■ **WRITTEN INSTRUCTION**: Count the lines that include the string "frei", and give only that number.
..........
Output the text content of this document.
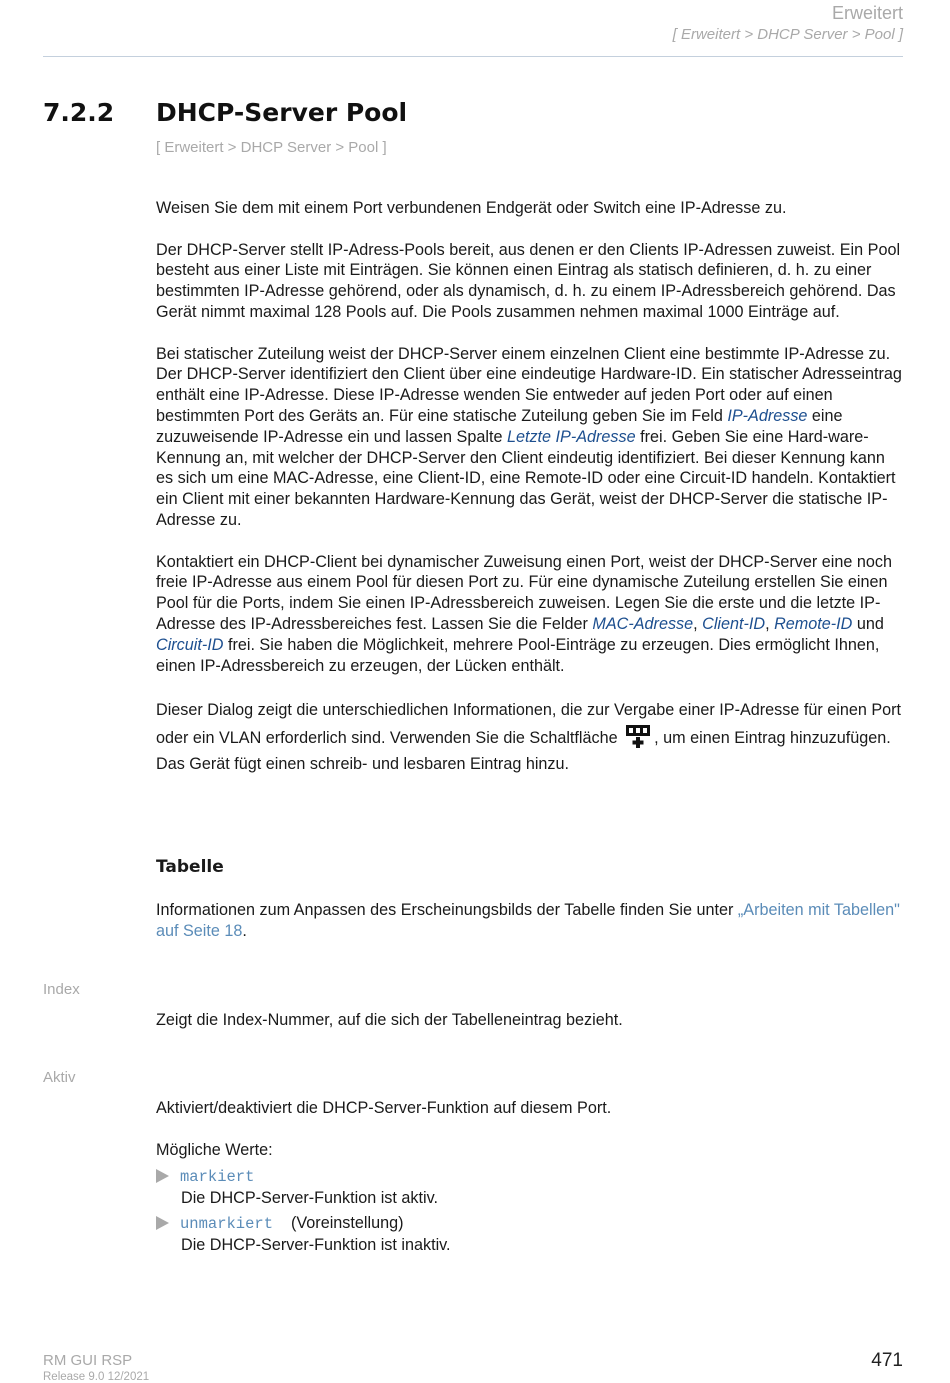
Erweitert
[ Erweitert > DHCP Server > Pool ]
7.2.2 DHCP-Server Pool
[ Erweitert > DHCP Server > Pool ]

Weisen Sie dem mit einem Port verbundenen Endgerät oder Switch eine IP-Adresse zu.

Der DHCP-Server stellt IP-Adress-Pools bereit, aus denen er den Clients IP-Adressen zuweist. Ein Pool besteht aus einer Liste mit Einträgen. Sie können einen Eintrag als statisch definieren, d. h. zu einer bestimmten IP-Adresse gehörend, oder als dynamisch, d. h. zu einem IP-Adressbereich gehörend. Das Gerät nimmt maximal 128 Pools auf. Die Pools zusammen nehmen maximal 1000 Einträge auf.

Bei statischer Zuteilung weist der DHCP-Server einem einzelnen Client eine bestimmte IP-Adresse zu. Der DHCP-Server identifiziert den Client über eine eindeutige Hardware-ID. Ein statischer Adresseintrag enthält eine IP-Adresse. Diese IP-Adresse wenden Sie entweder auf jeden Port oder auf einen bestimmten Port des Geräts an. Für eine statische Zuteilung geben Sie im Feld IP-Adresse eine zuzuweisende IP-Adresse ein und lassen Spalte Letzte IP-Adresse frei. Geben Sie eine Hard-ware-Kennung an, mit welcher der DHCP-Server den Client eindeutig identifiziert. Bei dieser Kennung kann es sich um eine MAC-Adresse, eine Client-ID, eine Remote-ID oder eine Circuit-ID handeln. Kontaktiert ein Client mit einer bekannten Hardware-Kennung das Gerät, weist der DHCP-Server die statische IP-Adresse zu.

Kontaktiert ein DHCP-Client bei dynamischer Zuweisung einen Port, weist der DHCP-Server eine noch freie IP-Adresse aus einem Pool für diesen Port zu. Für eine dynamische Zuteilung erstellen Sie einen Pool für die Ports, indem Sie einen IP-Adressbereich zuweisen. Legen Sie die erste und die letzte IP-Adresse des IP-Adressbereiches fest. Lassen Sie die Felder MAC-Adresse, Client-ID, Remote-ID und Circuit-ID frei. Sie haben die Möglichkeit, mehrere Pool-Einträge zu erzeugen. Dies ermöglicht Ihnen, einen IP-Adressbereich zu erzeugen, der Lücken enthält.

Dieser Dialog zeigt die unterschiedlichen Informationen, die zur Vergabe einer IP-Adresse für einen Port oder ein VLAN erforderlich sind. Verwenden Sie die Schaltfläche , um einen Eintrag hinzuzufügen. Das Gerät fügt einen schreib- und lesbaren Eintrag hinzu.

Tabelle
Informationen zum Anpassen des Erscheinungsbilds der Tabelle finden Sie unter „Arbeiten mit Tabellen" auf Seite 18.
Index
Zeigt die Index-Nummer, auf die sich der Tabelleneintrag bezieht.
Aktiv
Aktiviert/deaktiviert die DHCP-Server-Funktion auf diesem Port.
Mögliche Werte:
markiert
Die DHCP-Server-Funktion ist aktiv.
unmarkiert (Voreinstellung)
Die DHCP-Server-Funktion ist inaktiv.
RM GUI RSP
Release 9.0 12/2021
471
..........
■ **THE OUTPUT**: 2